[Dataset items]

────────────────

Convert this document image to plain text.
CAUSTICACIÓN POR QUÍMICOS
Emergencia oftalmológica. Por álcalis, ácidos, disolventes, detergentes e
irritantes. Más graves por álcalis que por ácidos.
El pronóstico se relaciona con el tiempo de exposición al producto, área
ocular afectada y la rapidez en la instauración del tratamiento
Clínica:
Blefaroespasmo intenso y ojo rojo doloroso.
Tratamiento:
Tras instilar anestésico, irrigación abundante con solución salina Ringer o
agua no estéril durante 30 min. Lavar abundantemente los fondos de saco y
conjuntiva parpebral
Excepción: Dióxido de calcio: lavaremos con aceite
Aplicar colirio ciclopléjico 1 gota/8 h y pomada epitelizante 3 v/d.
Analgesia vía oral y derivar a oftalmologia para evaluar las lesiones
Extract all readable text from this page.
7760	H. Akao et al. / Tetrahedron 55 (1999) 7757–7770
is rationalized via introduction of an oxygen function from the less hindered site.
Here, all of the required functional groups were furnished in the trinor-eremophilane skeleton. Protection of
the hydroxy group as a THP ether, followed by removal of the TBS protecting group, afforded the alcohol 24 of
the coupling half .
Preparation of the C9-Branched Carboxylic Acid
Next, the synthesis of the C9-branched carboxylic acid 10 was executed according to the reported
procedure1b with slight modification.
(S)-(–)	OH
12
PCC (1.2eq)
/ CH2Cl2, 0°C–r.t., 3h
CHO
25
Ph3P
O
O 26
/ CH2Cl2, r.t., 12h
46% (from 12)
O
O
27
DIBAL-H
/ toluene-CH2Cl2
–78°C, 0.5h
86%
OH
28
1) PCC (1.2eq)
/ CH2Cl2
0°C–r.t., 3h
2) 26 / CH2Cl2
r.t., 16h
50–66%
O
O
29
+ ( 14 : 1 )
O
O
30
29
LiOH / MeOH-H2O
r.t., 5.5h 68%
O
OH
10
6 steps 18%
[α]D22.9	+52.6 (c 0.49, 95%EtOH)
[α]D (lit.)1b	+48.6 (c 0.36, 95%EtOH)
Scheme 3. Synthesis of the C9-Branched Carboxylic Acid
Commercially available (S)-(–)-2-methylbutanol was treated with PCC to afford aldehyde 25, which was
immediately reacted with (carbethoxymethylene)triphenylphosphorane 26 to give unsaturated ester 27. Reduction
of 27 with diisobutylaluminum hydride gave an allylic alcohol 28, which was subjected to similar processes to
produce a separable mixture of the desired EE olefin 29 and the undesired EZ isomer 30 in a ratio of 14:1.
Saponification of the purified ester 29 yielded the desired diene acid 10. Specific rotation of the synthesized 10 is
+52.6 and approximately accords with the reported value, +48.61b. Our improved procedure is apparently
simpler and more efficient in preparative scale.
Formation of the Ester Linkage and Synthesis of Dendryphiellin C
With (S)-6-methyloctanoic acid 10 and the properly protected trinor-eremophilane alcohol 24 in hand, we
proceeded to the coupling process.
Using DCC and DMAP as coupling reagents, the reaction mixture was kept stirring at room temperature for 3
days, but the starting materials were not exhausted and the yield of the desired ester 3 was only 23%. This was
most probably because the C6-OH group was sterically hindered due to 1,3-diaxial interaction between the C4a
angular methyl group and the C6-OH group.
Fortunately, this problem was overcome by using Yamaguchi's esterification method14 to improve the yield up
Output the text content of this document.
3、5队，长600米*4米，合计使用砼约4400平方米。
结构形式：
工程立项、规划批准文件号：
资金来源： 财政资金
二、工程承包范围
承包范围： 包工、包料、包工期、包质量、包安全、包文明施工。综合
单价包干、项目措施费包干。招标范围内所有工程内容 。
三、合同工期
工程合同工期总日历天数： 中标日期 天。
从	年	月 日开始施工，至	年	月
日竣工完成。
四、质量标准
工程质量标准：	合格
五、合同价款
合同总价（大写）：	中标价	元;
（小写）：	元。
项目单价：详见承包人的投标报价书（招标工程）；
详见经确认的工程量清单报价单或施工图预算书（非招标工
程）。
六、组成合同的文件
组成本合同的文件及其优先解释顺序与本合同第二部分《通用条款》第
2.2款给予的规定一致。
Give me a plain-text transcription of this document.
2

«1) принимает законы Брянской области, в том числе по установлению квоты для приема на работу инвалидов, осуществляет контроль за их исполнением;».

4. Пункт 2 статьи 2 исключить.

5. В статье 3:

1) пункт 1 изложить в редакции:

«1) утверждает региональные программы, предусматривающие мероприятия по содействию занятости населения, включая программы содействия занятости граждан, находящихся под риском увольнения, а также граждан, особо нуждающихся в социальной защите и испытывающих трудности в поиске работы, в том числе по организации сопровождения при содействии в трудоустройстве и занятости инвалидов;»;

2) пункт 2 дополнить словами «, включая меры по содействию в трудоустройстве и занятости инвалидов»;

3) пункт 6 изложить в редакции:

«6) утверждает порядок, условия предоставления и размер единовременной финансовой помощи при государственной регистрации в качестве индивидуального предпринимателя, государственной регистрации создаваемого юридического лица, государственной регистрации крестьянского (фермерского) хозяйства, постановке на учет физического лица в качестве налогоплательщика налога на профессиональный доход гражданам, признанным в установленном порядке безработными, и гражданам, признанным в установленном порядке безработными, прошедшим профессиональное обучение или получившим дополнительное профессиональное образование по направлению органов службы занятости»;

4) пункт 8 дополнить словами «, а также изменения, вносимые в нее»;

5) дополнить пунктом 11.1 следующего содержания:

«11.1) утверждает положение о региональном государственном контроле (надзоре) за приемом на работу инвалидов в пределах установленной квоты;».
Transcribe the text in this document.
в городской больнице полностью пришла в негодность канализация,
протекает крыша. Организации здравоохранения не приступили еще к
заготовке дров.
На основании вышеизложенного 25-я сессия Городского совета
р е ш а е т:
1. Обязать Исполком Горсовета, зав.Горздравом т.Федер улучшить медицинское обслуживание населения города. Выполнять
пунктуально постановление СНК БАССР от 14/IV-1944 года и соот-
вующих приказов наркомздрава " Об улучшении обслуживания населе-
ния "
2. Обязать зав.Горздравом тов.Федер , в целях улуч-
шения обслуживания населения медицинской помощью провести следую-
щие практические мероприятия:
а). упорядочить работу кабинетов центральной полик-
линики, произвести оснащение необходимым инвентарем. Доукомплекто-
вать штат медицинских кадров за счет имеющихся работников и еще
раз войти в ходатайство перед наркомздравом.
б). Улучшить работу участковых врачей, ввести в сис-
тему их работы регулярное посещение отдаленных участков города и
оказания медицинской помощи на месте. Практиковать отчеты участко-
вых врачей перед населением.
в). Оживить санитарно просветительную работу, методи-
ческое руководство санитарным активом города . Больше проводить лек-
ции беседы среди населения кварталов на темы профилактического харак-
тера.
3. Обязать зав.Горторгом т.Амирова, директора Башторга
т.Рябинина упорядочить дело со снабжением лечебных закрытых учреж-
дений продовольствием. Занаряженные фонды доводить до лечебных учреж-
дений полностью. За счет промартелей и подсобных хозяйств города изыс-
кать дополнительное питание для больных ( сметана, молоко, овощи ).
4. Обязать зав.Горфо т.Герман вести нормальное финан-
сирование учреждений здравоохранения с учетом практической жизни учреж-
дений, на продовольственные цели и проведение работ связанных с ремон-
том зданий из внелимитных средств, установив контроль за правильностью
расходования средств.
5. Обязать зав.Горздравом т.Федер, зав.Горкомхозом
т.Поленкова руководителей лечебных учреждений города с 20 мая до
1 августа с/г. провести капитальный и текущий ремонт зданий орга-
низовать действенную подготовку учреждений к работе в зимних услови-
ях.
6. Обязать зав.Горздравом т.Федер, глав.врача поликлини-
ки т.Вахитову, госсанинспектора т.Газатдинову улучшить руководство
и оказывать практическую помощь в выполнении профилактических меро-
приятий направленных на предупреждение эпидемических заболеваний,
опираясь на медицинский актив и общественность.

────────────────

What the task asks
Retype all of the material, keeping each line exact.

Task answer
Convert this document image to plain text.
CAUSTICACIÓN POR QUÍMICOS
Emergencia oftalmológica. Por álcalis, ácidos, disolventes, detergentes e
irritantes. Más graves por álcalis que por ácidos.
El pronóstico se relaciona con el tiempo de exposición al producto, área
ocular afectada y la rapidez en la instauración del tratamiento
Clínica:
Blefaroespasmo intenso y ojo rojo doloroso.
Tratamiento:
Tras instilar anestésico, irrigación abundante con solución salina Ringer o
agua no estéril durante 30 min. Lavar abundantemente los fondos de saco y
conjuntiva parpebral
Excepción: Dióxido de calcio: lavaremos con aceite
Aplicar colirio ciclopléjico 1 gota/8 h y pomada epitelizante 3 v/d.
Analgesia vía oral y derivar a oftalmologia para evaluar las lesiones
Extract all readable text from this page.
7760	H. Akao et al. / Tetrahedron 55 (1999) 7757–7770
is rationalized via introduction of an oxygen function from the less hindered site.
Here, all of the required functional groups were furnished in the trinor-eremophilane skeleton. Protection of
the hydroxy group as a THP ether, followed by removal of the TBS protecting group, afforded the alcohol 24 of
the coupling half .
Preparation of the C9-Branched Carboxylic Acid
Next, the synthesis of the C9-branched carboxylic acid 10 was executed according to the reported
procedure1b with slight modification.
(S)-(–)	OH
12
PCC (1.2eq)
/ CH2Cl2, 0°C–r.t., 3h
CHO
25
Ph3P
O
O 26
/ CH2Cl2, r.t., 12h
46% (from 12)
O
O
27
DIBAL-H
/ toluene-CH2Cl2
–78°C, 0.5h
86%
OH
28
1) PCC (1.2eq)
/ CH2Cl2
0°C–r.t., 3h
2) 26 / CH2Cl2
r.t., 16h
50–66%
O
O
29
+ ( 14 : 1 )
O
O
30
29
LiOH / MeOH-H2O
r.t., 5.5h 68%
O
OH
10
6 steps 18%
[α]D22.9	+52.6 (c 0.49, 95%EtOH)
[α]D (lit.)1b	+48.6 (c 0.36, 95%EtOH)
Scheme 3. Synthesis of the C9-Branched Carboxylic Acid
Commercially available (S)-(–)-2-methylbutanol was treated with PCC to afford aldehyde 25, which was
immediately reacted with (carbethoxymethylene)triphenylphosphorane 26 to give unsaturated ester 27. Reduction
of 27 with diisobutylaluminum hydride gave an allylic alcohol 28, which was subjected to similar processes to
produce a separable mixture of the desired EE olefin 29 and the undesired EZ isomer 30 in a ratio of 14:1.
Saponification of the purified ester 29 yielded the desired diene acid 10. Specific rotation of the synthesized 10 is
+52.6 and approximately accords with the reported value, +48.61b. Our improved procedure is apparently
simpler and more efficient in preparative scale.
Formation of the Ester Linkage and Synthesis of Dendryphiellin C
With (S)-6-methyloctanoic acid 10 and the properly protected trinor-eremophilane alcohol 24 in hand, we
proceeded to the coupling process.
Using DCC and DMAP as coupling reagents, the reaction mixture was kept stirring at room temperature for 3
days, but the starting materials were not exhausted and the yield of the desired ester 3 was only 23%. This was
most probably because the C6-OH group was sterically hindered due to 1,3-diaxial interaction between the C4a
angular methyl group and the C6-OH group.
Fortunately, this problem was overcome by using Yamaguchi's esterification method14 to improve the yield up
Output the text content of this document.
3、5队，长600米*4米，合计使用砼约4400平方米。
结构形式：
工程立项、规划批准文件号：
资金来源： 财政资金
二、工程承包范围
承包范围： 包工、包料、包工期、包质量、包安全、包文明施工。综合
单价包干、项目措施费包干。招标范围内所有工程内容 。
三、合同工期
工程合同工期总日历天数： 中标日期 天。
从	年	月 日开始施工，至	年	月
日竣工完成。
四、质量标准
工程质量标准：	合格
五、合同价款
合同总价（大写）：	中标价	元;
（小写）：	元。
项目单价：详见承包人的投标报价书（招标工程）；
详见经确认的工程量清单报价单或施工图预算书（非招标工
程）。
六、组成合同的文件
组成本合同的文件及其优先解释顺序与本合同第二部分《通用条款》第
2.2款给予的规定一致。
Give me a plain-text transcription of this document.
2

«1) принимает законы Брянской области, в том числе по установлению квоты для приема на работу инвалидов, осуществляет контроль за их исполнением;».

4. Пункт 2 статьи 2 исключить.

5. В статье 3:

1) пункт 1 изложить в редакции:

«1) утверждает региональные программы, предусматривающие мероприятия по содействию занятости населения, включая программы содействия занятости граждан, находящихся под риском увольнения, а также граждан, особо нуждающихся в социальной защите и испытывающих трудности в поиске работы, в том числе по организации сопровождения при содействии в трудоустройстве и занятости инвалидов;»;

2) пункт 2 дополнить словами «, включая меры по содействию в трудоустройстве и занятости инвалидов»;

3) пункт 6 изложить в редакции:

«6) утверждает порядок, условия предоставления и размер единовременной финансовой помощи при государственной регистрации в качестве индивидуального предпринимателя, государственной регистрации создаваемого юридического лица, государственной регистрации крестьянского (фермерского) хозяйства, постановке на учет физического лица в качестве налогоплательщика налога на профессиональный доход гражданам, признанным в установленном порядке безработными, и гражданам, признанным в установленном порядке безработными, прошедшим профессиональное обучение или получившим дополнительное профессиональное образование по направлению органов службы занятости»;

4) пункт 8 дополнить словами «, а также изменения, вносимые в нее»;

5) дополнить пунктом 11.1 следующего содержания:

«11.1) утверждает положение о региональном государственном контроле (надзоре) за приемом на работу инвалидов в пределах установленной квоты;».
Transcribe the text in this document.
в городской больнице полностью пришла в негодность канализация,
протекает крыша. Организации здравоохранения не приступили еще к
заготовке дров.
На основании вышеизложенного 25-я сессия Городского совета
р е ш а е т:
1. Обязать Исполком Горсовета, зав.Горздравом т.Федер улучшить медицинское обслуживание населения города. Выполнять
пунктуально постановление СНК БАССР от 14/IV-1944 года и соот-
вующих приказов наркомздрава " Об улучшении обслуживания населе-
ния "
2. Обязать зав.Горздравом тов.Федер , в целях улуч-
шения обслуживания населения медицинской помощью провести следую-
щие практические мероприятия:
а). упорядочить работу кабинетов центральной полик-
линики, произвести оснащение необходимым инвентарем. Доукомплекто-
вать штат медицинских кадров за счет имеющихся работников и еще
раз войти в ходатайство перед наркомздравом.
б). Улучшить работу участковых врачей, ввести в сис-
тему их работы регулярное посещение отдаленных участков города и
оказания медицинской помощи на месте. Практиковать отчеты участко-
вых врачей перед населением.
в). Оживить санитарно просветительную работу, методи-
ческое руководство санитарным активом города . Больше проводить лек-
ции беседы среди населения кварталов на темы профилактического харак-
тера.
3. Обязать зав.Горторгом т.Амирова, директора Башторга
т.Рябинина упорядочить дело со снабжением лечебных закрытых учреж-
дений продовольствием. Занаряженные фонды доводить до лечебных учреж-
дений полностью. За счет промартелей и подсобных хозяйств города изыс-
кать дополнительное питание для больных ( сметана, молоко, овощи ).
4. Обязать зав.Горфо т.Герман вести нормальное финан-
сирование учреждений здравоохранения с учетом практической жизни учреж-
дений, на продовольственные цели и проведение работ связанных с ремон-
том зданий из внелимитных средств, установив контроль за правильностью
расходования средств.
5. Обязать зав.Горздравом т.Федер, зав.Горкомхозом
т.Поленкова руководителей лечебных учреждений города с 20 мая до
1 августа с/г. провести капитальный и текущий ремонт зданий орга-
низовать действенную подготовку учреждений к работе в зимних услови-
ях.
6. Обязать зав.Горздравом т.Федер, глав.врача поликлини-
ки т.Вахитову, госсанинспектора т.Газатдинову улучшить руководство
и оказывать практическую помощь в выполнении профилактических меро-
приятий направленных на предупреждение эпидемических заболеваний,
опираясь на медицинский актив и общественность.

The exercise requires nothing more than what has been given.